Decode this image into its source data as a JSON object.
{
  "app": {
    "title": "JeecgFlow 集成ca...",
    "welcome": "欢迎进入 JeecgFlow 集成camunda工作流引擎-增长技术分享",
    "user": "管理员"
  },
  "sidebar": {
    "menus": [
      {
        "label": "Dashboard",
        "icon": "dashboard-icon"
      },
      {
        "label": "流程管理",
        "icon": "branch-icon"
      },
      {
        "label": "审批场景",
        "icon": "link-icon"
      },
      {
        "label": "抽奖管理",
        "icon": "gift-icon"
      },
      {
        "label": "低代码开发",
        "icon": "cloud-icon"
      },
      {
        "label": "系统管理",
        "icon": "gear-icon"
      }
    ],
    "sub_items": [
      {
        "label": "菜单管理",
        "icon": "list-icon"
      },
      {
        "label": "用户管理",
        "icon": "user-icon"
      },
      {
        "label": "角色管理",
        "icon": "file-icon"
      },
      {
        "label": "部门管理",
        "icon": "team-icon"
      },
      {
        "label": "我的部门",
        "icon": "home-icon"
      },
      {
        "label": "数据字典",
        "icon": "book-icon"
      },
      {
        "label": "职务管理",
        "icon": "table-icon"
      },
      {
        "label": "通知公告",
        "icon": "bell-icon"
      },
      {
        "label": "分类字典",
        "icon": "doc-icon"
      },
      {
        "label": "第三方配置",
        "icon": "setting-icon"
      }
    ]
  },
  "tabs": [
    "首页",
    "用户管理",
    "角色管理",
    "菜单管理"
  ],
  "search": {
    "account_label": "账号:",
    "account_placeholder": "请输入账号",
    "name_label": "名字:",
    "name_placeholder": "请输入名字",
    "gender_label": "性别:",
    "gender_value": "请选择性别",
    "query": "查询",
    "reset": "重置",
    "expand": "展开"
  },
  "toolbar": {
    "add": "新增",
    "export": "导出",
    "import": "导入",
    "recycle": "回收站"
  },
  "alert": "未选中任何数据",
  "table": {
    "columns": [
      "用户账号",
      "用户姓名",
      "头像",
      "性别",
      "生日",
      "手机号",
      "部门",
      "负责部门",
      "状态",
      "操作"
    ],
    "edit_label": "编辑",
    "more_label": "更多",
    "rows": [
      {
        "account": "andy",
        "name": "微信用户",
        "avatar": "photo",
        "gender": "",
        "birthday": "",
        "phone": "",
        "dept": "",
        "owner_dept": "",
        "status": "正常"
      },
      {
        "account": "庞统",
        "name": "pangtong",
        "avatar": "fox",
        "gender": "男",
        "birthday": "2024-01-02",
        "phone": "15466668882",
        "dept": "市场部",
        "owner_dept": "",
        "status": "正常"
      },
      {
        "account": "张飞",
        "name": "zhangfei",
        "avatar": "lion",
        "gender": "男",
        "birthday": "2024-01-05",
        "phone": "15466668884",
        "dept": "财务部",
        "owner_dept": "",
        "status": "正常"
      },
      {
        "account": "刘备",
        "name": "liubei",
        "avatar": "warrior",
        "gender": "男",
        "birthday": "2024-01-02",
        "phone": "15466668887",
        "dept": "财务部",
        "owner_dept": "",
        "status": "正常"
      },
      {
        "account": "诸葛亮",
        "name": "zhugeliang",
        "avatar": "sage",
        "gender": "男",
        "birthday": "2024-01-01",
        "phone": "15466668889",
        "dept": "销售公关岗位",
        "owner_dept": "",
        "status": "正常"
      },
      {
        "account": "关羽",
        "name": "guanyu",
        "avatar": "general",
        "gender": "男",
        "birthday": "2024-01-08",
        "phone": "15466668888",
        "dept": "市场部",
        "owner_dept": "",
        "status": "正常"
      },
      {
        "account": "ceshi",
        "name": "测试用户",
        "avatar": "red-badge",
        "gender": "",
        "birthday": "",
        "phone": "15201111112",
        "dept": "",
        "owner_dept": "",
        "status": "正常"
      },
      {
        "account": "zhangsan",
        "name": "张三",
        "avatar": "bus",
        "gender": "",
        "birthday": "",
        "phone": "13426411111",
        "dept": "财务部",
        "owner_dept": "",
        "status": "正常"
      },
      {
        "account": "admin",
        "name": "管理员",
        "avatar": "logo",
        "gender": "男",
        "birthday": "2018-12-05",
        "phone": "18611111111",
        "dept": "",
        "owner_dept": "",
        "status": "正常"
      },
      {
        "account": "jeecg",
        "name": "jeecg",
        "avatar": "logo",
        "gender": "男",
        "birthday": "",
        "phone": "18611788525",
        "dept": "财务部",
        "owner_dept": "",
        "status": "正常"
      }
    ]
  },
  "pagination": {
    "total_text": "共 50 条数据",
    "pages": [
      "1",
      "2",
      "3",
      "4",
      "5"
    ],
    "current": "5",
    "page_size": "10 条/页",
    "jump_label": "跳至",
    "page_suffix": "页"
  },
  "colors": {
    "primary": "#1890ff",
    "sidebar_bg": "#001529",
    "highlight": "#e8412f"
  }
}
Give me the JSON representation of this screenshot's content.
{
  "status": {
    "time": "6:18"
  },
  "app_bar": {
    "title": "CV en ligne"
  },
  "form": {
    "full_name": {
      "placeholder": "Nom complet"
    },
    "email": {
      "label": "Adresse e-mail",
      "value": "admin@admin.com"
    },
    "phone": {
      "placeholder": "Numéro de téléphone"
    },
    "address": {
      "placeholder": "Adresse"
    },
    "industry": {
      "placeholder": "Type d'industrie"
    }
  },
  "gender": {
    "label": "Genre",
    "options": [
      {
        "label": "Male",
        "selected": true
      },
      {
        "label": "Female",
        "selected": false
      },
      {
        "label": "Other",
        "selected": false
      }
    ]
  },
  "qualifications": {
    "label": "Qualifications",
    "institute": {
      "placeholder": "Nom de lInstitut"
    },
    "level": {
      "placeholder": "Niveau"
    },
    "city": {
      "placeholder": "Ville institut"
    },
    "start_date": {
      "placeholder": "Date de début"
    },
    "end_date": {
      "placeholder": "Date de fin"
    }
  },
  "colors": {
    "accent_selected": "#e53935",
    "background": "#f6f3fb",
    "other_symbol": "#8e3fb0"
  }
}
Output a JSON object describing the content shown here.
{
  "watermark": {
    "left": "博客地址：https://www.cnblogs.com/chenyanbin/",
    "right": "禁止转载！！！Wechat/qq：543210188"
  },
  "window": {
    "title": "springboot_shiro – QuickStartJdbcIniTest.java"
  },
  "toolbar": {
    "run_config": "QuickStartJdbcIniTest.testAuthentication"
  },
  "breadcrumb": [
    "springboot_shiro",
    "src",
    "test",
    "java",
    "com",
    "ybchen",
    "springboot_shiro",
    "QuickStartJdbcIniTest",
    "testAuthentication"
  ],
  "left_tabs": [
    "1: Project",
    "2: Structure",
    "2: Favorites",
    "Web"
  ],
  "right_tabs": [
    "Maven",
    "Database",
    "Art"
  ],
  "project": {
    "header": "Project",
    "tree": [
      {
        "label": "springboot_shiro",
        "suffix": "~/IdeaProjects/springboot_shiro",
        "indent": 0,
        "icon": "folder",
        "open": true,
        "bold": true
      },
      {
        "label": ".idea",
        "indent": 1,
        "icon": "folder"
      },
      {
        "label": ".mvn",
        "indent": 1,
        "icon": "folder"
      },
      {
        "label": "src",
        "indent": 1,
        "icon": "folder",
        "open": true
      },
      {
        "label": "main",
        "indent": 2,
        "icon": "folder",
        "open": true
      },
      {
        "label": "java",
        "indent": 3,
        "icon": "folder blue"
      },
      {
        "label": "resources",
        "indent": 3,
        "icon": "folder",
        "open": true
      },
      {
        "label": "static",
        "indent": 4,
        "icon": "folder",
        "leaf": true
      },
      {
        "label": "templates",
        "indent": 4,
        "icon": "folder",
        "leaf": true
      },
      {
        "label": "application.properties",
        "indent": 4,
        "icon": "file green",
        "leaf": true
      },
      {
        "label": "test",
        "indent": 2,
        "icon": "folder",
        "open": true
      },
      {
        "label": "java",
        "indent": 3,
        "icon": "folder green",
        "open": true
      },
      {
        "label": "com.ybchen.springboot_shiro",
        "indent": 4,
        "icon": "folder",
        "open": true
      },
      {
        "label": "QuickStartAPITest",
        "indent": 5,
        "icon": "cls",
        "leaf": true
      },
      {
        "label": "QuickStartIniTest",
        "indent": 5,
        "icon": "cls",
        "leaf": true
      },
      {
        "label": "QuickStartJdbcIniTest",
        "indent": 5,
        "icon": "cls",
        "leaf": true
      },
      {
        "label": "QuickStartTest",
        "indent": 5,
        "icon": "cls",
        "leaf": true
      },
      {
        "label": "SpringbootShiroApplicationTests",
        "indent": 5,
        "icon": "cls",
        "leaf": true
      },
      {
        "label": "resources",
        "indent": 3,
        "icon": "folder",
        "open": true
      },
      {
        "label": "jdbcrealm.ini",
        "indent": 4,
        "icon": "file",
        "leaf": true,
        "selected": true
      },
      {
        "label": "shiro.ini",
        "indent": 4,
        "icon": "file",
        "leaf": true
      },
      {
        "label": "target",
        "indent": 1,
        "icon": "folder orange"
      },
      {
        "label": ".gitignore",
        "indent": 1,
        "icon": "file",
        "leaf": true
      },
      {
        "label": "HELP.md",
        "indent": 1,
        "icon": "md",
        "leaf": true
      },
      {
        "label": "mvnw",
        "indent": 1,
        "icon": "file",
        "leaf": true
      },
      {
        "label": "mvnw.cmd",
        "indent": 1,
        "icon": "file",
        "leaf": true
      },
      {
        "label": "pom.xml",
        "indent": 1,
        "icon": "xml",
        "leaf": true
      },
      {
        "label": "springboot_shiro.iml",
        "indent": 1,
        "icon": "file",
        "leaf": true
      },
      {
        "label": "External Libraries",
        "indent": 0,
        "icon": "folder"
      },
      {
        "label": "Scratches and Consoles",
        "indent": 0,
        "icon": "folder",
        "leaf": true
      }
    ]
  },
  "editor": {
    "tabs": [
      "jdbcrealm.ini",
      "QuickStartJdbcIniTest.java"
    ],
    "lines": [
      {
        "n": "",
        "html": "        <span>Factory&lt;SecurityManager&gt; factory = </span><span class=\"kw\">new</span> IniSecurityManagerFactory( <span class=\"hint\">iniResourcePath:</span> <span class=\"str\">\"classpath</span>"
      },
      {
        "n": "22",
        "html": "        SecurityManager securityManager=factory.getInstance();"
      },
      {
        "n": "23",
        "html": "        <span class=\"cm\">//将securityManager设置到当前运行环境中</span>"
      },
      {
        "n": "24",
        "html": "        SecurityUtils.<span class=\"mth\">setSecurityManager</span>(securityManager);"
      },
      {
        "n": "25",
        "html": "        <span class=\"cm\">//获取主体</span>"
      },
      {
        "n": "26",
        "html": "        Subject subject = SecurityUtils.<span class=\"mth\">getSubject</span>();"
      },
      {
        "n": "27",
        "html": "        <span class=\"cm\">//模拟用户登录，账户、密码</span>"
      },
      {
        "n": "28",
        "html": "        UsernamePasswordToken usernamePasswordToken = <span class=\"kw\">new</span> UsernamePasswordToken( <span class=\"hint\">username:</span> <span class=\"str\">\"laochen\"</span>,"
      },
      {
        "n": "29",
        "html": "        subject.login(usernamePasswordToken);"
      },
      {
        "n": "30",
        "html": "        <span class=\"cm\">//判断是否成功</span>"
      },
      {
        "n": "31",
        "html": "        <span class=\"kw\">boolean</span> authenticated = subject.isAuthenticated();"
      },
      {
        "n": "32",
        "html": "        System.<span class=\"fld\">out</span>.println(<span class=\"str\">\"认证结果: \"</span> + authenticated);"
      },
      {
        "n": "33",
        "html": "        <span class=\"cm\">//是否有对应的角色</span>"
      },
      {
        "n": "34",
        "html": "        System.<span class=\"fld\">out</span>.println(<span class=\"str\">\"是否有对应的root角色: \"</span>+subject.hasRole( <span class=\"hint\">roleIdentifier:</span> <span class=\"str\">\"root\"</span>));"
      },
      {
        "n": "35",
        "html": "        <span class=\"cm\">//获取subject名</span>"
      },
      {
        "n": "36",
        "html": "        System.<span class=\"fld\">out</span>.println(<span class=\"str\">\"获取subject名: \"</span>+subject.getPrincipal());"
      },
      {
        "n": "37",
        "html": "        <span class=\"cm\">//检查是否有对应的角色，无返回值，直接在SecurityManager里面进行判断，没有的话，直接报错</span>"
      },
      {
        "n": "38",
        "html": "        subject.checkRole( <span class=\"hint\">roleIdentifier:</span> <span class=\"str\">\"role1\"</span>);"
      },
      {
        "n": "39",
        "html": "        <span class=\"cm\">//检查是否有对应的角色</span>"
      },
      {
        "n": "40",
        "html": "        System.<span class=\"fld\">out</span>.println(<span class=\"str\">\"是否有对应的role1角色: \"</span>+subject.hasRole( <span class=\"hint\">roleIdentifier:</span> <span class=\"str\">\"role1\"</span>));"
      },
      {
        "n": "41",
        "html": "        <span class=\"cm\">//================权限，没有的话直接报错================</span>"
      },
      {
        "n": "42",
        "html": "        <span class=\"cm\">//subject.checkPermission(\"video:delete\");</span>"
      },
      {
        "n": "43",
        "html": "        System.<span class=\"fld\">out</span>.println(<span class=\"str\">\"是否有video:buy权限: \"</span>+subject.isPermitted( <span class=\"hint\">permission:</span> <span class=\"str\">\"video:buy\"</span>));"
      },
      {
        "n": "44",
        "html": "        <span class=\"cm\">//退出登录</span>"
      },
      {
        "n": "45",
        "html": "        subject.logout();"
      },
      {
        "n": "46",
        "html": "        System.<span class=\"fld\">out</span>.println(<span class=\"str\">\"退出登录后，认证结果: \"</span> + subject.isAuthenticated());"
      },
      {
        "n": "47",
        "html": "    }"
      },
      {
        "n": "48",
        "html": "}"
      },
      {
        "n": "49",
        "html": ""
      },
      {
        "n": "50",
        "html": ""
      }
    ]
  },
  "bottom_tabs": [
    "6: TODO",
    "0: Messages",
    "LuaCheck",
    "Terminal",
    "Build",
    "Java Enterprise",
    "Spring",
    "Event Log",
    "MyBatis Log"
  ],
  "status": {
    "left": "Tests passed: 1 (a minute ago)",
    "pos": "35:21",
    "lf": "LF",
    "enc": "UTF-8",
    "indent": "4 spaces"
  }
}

Task requirements »
Where a line in the material contains "roleIdentifier", copy that line.

Result of this task »
        "html": "        System.<span class=\"fld\">out</span>.println(<span class=\"str\">\"是否有对应的root角色: \"</span>+subject.hasRole( <span class=\"hint\">roleIdentifier:</span> <span class=\"str\">\"root\"</span>));"
        "html": "        subject.checkRole( <span class=\"hint\">roleIdentifier:</span> <span class=\"str\">\"role1\"</span>);"
        "html": "        System.<span class=\"fld\">out</span>.println(<span class=\"str\">\"是否有对应的role1角色: \"</span>+subject.hasRole( <span class=\"hint\">roleIdentifier:</span> <span class=\"str\">\"role1\"</span>));"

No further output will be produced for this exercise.